● **Questions to answer**
(A) Answer these questions from the passage on combining nanoparticles with chemotherapeutic agents, one answer per line, marked (i), (ii), (iii):
(i) By how much does the first paragraph say the combination allows the doses of cytostatics to be reduced?
(ii) What are dendrimers hypothetically assumed to act as?
(iii) What can fullerenes increase?
(B) Extend the passage on combining nanoparticles with chemotherapeutic agents, picking up after its last sentence.

● **Text segment**

▼

Antitumor effects seemed paradoxical in severity when nanoparticles were combined (dosages were used at which tumor cell death did not develop) with classical chemotherapeutic agents at the first stages of new technique in vitro testing [5]. But namely a combination of nanoparticles and chemotherapeutic agents allowed achieving the death of tumor cells in in vitro experiments in those ratios that were equivalent to cell death when using chemotherapeutic drugs in dosages recommended in international community protocols. So, let us pay attention once again that the paradox of the experiment lied in the fact that nanoparticles in dosages that do not have toxic antitumor effects, when combined with chemotherapeutic drugs, can achieve basically total death of tumor cells. Such effect is desirable for an oncologist, but cannot be achieved in reality with sole action of chemotherapeutic agents. However, combination of nanoparticles and chemotherapeutic agents, which allows reducing the doses of cytostatics by tens and hundreds of times preserves targeted antitumor efficacy of chemotherapeutic drugs, comparable to that recommended in international tumor therapy protocols [5-7].

Unfortunately, the mechanism of such increased antitumor efficacy of the combined action of nanoparticles and chemotherapeutic agents is still not clear. It is hypothetically assumed that dendrimers act as peculiar carriers of chemotherapeutic agents and increase due to their three-dimensional structure the interaction density of cytostatics with tumor cells. Such phenomenon is one of the conditions for increase in concentration of antitumor substances in various parts of tumor tissue. Fullerenes can increase permeability of chemotherapeutic agents into tumor cells cytosol [5-8]. Therefore, the likelihood of a more effective antitumor activity of chemotherapy drugs is increased. Such conclusions are hypothetical at this stage of research and open prospects for new projects to clarify the mechanisms of antitumor effects.

So, there is an experimentally identified phenomenon of the ability of nanoparticles in indifferent doses in combination with chemotherapeutic agents to reduce their dosages recommended by international protocols by tens of times. The lower is the dose of chemotherapy drug, the less normal cells and tissues of the whole organism are damaged, the proliferative potential of endogenous stem cells is preserved [9] and, thus, the life of patients with fatal oncological process is prolonged.

▲

● **Dataset extract**
▼

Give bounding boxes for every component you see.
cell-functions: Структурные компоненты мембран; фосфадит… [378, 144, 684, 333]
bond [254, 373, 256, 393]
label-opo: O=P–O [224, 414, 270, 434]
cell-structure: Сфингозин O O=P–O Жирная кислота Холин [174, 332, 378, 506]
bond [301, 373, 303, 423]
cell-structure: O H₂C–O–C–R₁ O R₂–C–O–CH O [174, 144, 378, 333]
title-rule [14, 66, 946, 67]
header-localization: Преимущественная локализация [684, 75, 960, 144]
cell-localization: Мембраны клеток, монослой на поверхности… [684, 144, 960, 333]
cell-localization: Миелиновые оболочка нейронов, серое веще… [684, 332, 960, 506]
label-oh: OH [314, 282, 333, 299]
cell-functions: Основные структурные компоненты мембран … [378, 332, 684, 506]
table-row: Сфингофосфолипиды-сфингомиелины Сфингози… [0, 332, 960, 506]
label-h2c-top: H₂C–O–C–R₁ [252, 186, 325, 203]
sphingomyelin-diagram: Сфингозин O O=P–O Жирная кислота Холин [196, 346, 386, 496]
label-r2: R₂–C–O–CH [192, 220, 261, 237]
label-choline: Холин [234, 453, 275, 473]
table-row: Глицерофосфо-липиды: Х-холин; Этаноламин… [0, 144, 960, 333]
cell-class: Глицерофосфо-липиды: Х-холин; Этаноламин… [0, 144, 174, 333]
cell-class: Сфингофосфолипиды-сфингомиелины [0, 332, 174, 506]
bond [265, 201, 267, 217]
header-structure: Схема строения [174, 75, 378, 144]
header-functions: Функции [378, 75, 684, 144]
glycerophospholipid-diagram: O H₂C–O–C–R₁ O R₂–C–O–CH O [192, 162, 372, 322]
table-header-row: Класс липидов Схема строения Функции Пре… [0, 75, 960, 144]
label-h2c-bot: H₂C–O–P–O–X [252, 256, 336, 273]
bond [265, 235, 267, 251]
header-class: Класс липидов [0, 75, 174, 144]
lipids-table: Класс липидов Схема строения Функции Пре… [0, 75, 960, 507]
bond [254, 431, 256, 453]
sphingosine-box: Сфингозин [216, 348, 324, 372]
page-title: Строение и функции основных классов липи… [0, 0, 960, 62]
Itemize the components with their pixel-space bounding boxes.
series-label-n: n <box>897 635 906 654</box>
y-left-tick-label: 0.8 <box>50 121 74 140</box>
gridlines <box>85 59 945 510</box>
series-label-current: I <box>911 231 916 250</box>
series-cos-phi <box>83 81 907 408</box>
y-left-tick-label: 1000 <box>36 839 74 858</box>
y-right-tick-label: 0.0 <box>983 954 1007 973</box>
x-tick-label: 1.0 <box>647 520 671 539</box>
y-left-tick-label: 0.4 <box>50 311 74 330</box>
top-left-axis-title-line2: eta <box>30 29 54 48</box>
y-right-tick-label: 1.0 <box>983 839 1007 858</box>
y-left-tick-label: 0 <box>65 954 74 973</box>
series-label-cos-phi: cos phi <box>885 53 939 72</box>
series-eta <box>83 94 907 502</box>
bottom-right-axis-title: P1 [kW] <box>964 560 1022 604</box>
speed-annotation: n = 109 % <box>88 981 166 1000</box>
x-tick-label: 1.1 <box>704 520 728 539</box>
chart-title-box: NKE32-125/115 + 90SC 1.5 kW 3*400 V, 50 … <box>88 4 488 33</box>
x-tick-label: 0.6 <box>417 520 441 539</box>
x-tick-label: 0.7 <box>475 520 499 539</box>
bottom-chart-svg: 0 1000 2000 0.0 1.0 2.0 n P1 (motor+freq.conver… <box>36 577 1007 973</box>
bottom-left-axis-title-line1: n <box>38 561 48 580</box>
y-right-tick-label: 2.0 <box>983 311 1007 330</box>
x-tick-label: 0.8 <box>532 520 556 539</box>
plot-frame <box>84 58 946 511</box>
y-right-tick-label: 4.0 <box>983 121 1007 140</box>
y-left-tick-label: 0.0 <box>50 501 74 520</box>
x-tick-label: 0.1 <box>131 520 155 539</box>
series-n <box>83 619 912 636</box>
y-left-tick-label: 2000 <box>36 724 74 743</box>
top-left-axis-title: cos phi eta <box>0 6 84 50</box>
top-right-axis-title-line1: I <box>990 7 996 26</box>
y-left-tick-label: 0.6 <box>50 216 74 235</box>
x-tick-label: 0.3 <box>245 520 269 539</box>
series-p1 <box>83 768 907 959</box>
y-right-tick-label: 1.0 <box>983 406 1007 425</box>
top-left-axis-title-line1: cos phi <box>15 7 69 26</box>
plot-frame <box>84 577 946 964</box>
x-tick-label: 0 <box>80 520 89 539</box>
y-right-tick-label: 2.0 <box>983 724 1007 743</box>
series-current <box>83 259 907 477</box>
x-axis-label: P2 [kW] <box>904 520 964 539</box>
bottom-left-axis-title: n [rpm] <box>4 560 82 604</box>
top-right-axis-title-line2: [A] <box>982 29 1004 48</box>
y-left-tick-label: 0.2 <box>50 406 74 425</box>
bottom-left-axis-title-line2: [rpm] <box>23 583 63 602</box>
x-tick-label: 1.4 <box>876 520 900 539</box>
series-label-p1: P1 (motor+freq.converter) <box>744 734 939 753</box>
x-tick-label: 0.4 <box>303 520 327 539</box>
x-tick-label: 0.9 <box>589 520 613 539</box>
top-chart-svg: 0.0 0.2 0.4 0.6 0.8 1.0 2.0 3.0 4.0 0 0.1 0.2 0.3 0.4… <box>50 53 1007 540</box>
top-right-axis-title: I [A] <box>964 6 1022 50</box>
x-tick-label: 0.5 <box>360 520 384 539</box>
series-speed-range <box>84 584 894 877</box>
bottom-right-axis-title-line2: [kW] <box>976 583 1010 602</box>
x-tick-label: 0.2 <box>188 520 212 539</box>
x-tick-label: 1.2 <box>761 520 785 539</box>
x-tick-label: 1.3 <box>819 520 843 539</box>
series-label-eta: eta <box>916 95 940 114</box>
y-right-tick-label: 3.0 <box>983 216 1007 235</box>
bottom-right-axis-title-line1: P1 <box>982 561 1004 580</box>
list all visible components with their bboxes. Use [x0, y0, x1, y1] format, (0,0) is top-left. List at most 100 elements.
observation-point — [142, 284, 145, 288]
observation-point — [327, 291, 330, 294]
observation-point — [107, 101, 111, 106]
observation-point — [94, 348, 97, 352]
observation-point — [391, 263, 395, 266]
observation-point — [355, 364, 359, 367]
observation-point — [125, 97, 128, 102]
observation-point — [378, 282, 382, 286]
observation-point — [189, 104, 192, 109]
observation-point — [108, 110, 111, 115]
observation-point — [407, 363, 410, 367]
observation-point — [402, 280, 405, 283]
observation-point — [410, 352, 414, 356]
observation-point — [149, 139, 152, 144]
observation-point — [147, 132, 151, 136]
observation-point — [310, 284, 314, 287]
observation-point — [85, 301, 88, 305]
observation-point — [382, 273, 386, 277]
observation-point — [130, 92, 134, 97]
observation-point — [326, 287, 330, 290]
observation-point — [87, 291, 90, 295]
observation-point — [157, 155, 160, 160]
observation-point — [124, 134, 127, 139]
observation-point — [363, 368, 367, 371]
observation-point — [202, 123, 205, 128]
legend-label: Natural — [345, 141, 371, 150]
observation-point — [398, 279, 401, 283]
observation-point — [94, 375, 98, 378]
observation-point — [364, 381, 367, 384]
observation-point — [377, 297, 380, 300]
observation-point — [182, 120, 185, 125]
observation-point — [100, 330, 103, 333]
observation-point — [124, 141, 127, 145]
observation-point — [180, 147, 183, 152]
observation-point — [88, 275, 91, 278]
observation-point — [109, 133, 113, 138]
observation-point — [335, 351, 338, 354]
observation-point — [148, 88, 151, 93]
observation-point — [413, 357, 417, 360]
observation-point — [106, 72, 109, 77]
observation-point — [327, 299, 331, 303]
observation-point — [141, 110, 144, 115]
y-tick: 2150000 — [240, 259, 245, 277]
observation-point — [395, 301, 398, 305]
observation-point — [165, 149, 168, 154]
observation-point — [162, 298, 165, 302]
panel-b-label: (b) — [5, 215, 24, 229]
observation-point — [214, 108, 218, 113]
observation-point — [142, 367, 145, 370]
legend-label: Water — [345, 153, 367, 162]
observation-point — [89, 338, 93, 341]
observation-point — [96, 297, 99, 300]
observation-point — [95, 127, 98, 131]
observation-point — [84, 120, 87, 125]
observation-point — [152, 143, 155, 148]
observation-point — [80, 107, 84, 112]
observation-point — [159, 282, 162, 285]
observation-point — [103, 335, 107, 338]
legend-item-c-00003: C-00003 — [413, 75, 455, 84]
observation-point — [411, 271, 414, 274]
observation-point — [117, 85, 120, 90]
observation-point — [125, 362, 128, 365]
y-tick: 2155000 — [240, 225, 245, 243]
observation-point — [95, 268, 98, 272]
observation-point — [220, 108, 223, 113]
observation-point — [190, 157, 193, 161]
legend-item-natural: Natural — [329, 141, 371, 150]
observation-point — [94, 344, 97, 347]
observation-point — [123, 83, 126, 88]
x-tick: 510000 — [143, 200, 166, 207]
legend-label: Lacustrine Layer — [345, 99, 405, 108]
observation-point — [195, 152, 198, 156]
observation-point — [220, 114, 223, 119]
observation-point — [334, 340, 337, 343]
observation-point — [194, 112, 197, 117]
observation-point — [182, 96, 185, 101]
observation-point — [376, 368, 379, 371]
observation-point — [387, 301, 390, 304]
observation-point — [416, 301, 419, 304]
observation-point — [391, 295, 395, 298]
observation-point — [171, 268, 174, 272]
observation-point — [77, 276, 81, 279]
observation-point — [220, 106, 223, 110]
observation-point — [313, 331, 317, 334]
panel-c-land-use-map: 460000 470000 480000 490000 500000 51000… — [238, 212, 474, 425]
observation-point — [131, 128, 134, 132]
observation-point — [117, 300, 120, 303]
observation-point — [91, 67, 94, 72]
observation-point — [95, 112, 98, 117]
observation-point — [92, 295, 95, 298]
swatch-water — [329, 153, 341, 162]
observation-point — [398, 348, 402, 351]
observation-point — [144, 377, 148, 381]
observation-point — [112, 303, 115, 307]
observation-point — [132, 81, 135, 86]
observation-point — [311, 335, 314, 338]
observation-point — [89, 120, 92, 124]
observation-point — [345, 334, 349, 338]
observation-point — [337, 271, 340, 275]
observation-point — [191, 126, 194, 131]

▲

● **Answers given**
(A)
(i) By tens and hundreds of times.
(ii) Peculiar carriers of chemotherapeutic agents.
(iii) The permeability of chemotherapeutic agents into the cytosol of tumor cells.

(B)
There is an important fact of the so-called rebirth of classical chemotherapy drugs [8-10]. We are talking about reduction of side effects of these substances when combined with nanoparticles (it is important to use nanoparticles in indifferent dosages). Such strategy is attractive for pharmacological companies, since previously developed production technologies will allow increasing the effectiveness of previously developed chemotherapeutic drugs considering the new methodology and, thus, increasing the profitability of production [11]. The oncological process is multifactorial. It is necessary to make maximum use of synergistic effect of combination therapy to achieve the maximum therapeutic result in cancer patients [12,13]. Such strategy will make it possible for positively use the features of therapeutic agents to overcome natural heterogeneity of tumors in a particular patient, taking into account his individual characteristics.

CONCLUSION

The problem of radical therapy for cancer patients has not yet been resolved. The lack of a clear idea of the mechanisms of carcinogenesis is one of the reasons for this situation in oncology. The search for new therapies in oncology continues along with the search for an answer to the question of the origins of uncontrolled proliferation of tumor cells. The authors draw readers' attention to the additional resources of chemotherapy that are discovered by combining classical chemotherapy with nanoparticles. Reduction in dosages of chemotherapy drugs, which is accompanied by weakening of their toxic side effects while maintaining high antitumor activity, is one of the positive consequences of such combinations.

ACKNOWLEDGEMENT

Our research project “Molecular markers and Raman spectroscopy for evaluation of correlation between cellular heterogeneity in tumor tissue and primary culture from the tumor tissue” was partially sponsored by Belarus-Lithuania Fund: 2019-2020 (M19LITG-002).